- _The task_
For the copy, please give all of the data again exactly and leave the pictures out.
------------------------------------------------------------
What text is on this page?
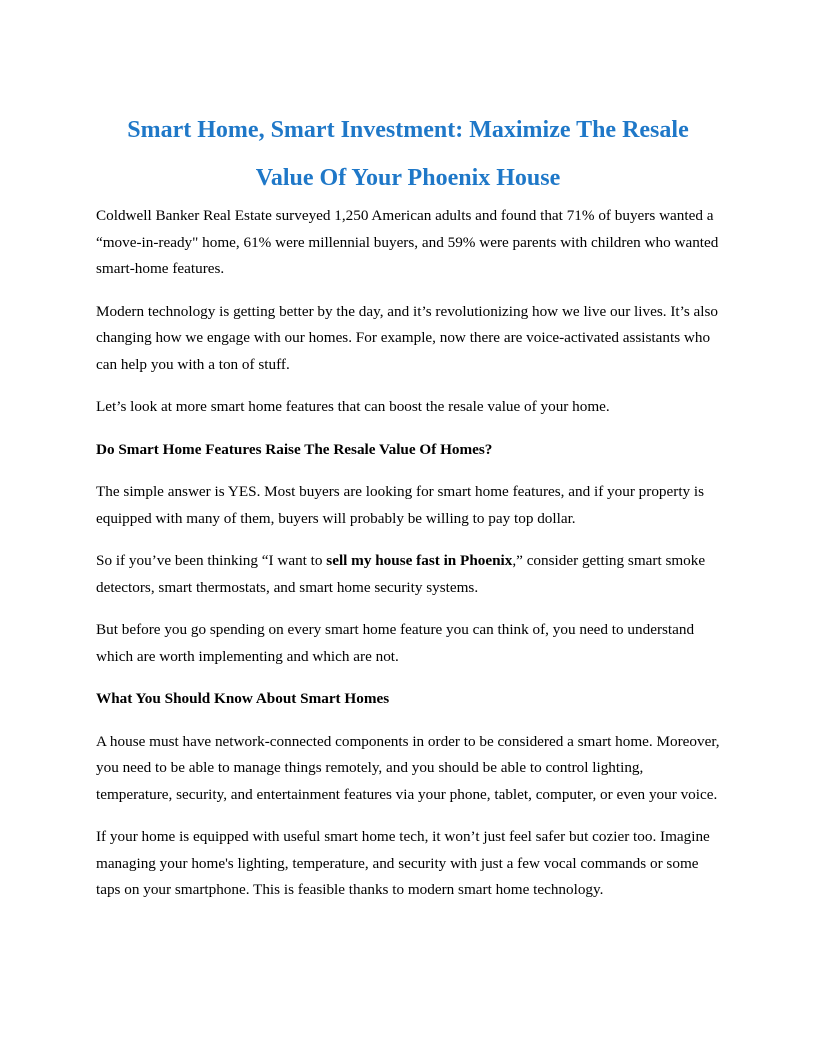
Smart Home, Smart Investment: Maximize The Resale
Value Of Your Phoenix House

Coldwell Banker Real Estate surveyed 1,250 American adults and found that 71% of buyers wanted a “move-in-ready" home, 61% were millennial buyers, and 59% were parents with children who wanted smart-home features.

Modern technology is getting better by the day, and it’s revolutionizing how we live our lives. It’s also changing how we engage with our homes. For example, now there are voice-activated assistants who can help you with a ton of stuff.

Let’s look at more smart home features that can boost the resale value of your home.

Do Smart Home Features Raise The Resale Value Of Homes?

The simple answer is YES. Most buyers are looking for smart home features, and if your property is equipped with many of them, buyers will probably be willing to pay top dollar.

So if you’ve been thinking “I want to sell my house fast in Phoenix,” consider getting smart smoke detectors, smart thermostats, and smart home security systems.

But before you go spending on every smart home feature you can think of, you need to understand which are worth implementing and which are not.

What You Should Know About Smart Homes

A house must have network-connected components in order to be considered a smart home. Moreover, you need to be able to manage things remotely, and you should be able to control lighting, temperature, security, and entertainment features via your phone, tablet, computer, or even your voice.

If your home is equipped with useful smart home tech, it won’t just feel safer but cozier too. Imagine managing your home's lighting, temperature, and security with just a few vocal commands or some taps on your smartphone. This is feasible thanks to modern smart home technology.
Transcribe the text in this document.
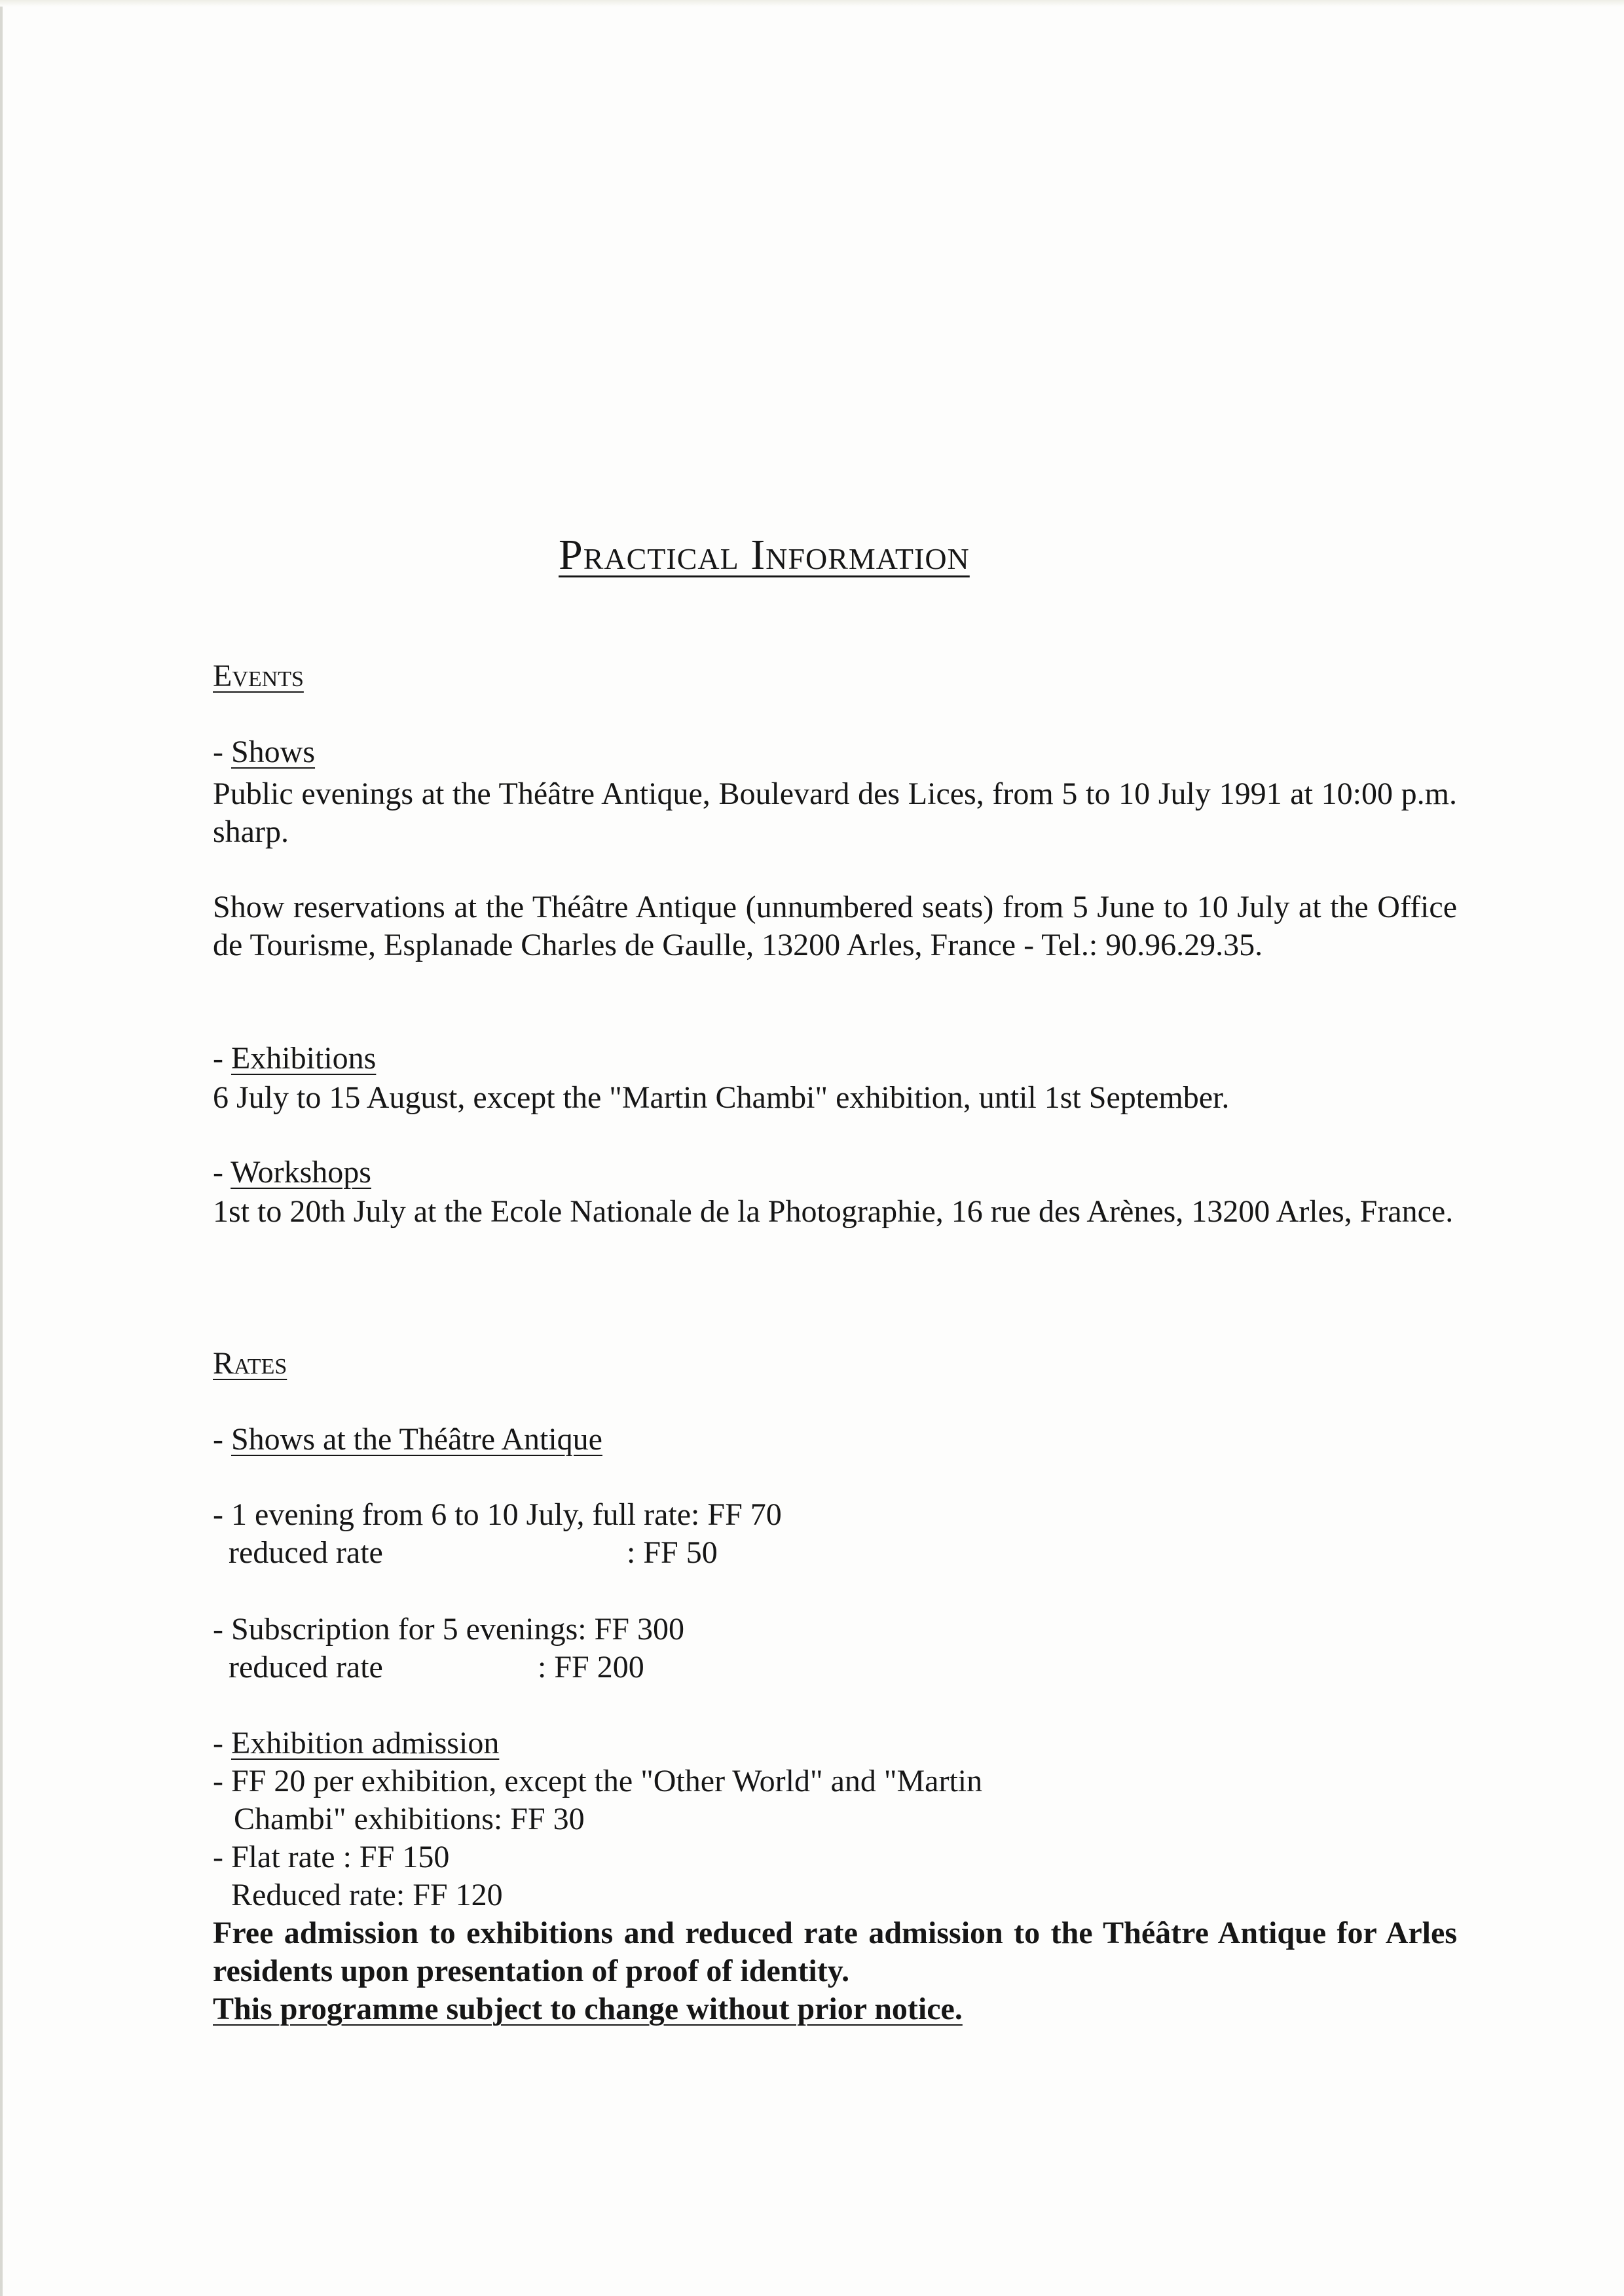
Practical Information
Events
- Shows
Public evenings at the Théâtre Antique, Boulevard des Lices, from 5 to 10 July 1991 at 10:00 p.m. sharp.
Show reservations at the Théâtre Antique (unnumbered seats) from 5 June to 10 July at the Office de Tourisme, Esplanade Charles de Gaulle, 13200 Arles, France - Tel.: 90.96.29.35.
- Exhibitions
6 July to 15 August, except the "Martin Chambi" exhibition, until 1st September.
- Workshops
1st to 20th July at the Ecole Nationale de la Photographie, 16 rue des Arènes, 13200 Arles, France.
Rates
- Shows at the Théâtre Antique
- 1 evening from 6 to 10 July, full rate: FF 70
reduced rate	: FF 50
- Subscription for 5 evenings: FF 300
reduced rate	: FF 200
- Exhibition admission
- FF 20 per exhibition, except the "Other World" and "Martin
Chambi" exhibitions: FF 30
- Flat rate : FF 150
Reduced rate: FF 120
Free admission to exhibitions and reduced rate admission to the Théâtre Antique for Arles residents upon presentation of proof of identity.
This programme subject to change without prior notice.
------------------------------------------------------------
- _Response for this exercise_
What text is on this page?
Smart Home, Smart Investment: Maximize The Resale
Value Of Your Phoenix House

Coldwell Banker Real Estate surveyed 1,250 American adults and found that 71% of buyers wanted a “move-in-ready" home, 61% were millennial buyers, and 59% were parents with children who wanted smart-home features.

Modern technology is getting better by the day, and it’s revolutionizing how we live our lives. It’s also changing how we engage with our homes. For example, now there are voice-activated assistants who can help you with a ton of stuff.

Let’s look at more smart home features that can boost the resale value of your home.

Do Smart Home Features Raise The Resale Value Of Homes?

The simple answer is YES. Most buyers are looking for smart home features, and if your property is equipped with many of them, buyers will probably be willing to pay top dollar.

So if you’ve been thinking “I want to sell my house fast in Phoenix,” consider getting smart smoke detectors, smart thermostats, and smart home security systems.

But before you go spending on every smart home feature you can think of, you need to understand which are worth implementing and which are not.

What You Should Know About Smart Homes

A house must have network-connected components in order to be considered a smart home. Moreover, you need to be able to manage things remotely, and you should be able to control lighting, temperature, security, and entertainment features via your phone, tablet, computer, or even your voice.

If your home is equipped with useful smart home tech, it won’t just feel safer but cozier too. Imagine managing your home's lighting, temperature, and security with just a few vocal commands or some taps on your smartphone. This is feasible thanks to modern smart home technology.
Transcribe the text in this document.
Practical Information
Events
- Shows
Public evenings at the Théâtre Antique, Boulevard des Lices, from 5 to 10 July 1991 at 10:00 p.m. sharp.
Show reservations at the Théâtre Antique (unnumbered seats) from 5 June to 10 July at the Office de Tourisme, Esplanade Charles de Gaulle, 13200 Arles, France - Tel.: 90.96.29.35.
- Exhibitions
6 July to 15 August, except the "Martin Chambi" exhibition, until 1st September.
- Workshops
1st to 20th July at the Ecole Nationale de la Photographie, 16 rue des Arènes, 13200 Arles, France.
Rates
- Shows at the Théâtre Antique
- 1 evening from 6 to 10 July, full rate: FF 70
reduced rate	: FF 50
- Subscription for 5 evenings: FF 300
reduced rate	: FF 200
- Exhibition admission
- FF 20 per exhibition, except the "Other World" and "Martin
Chambi" exhibitions: FF 30
- Flat rate : FF 150
Reduced rate: FF 120
Free admission to exhibitions and reduced rate admission to the Théâtre Antique for Arles residents upon presentation of proof of identity.
This programme subject to change without prior notice.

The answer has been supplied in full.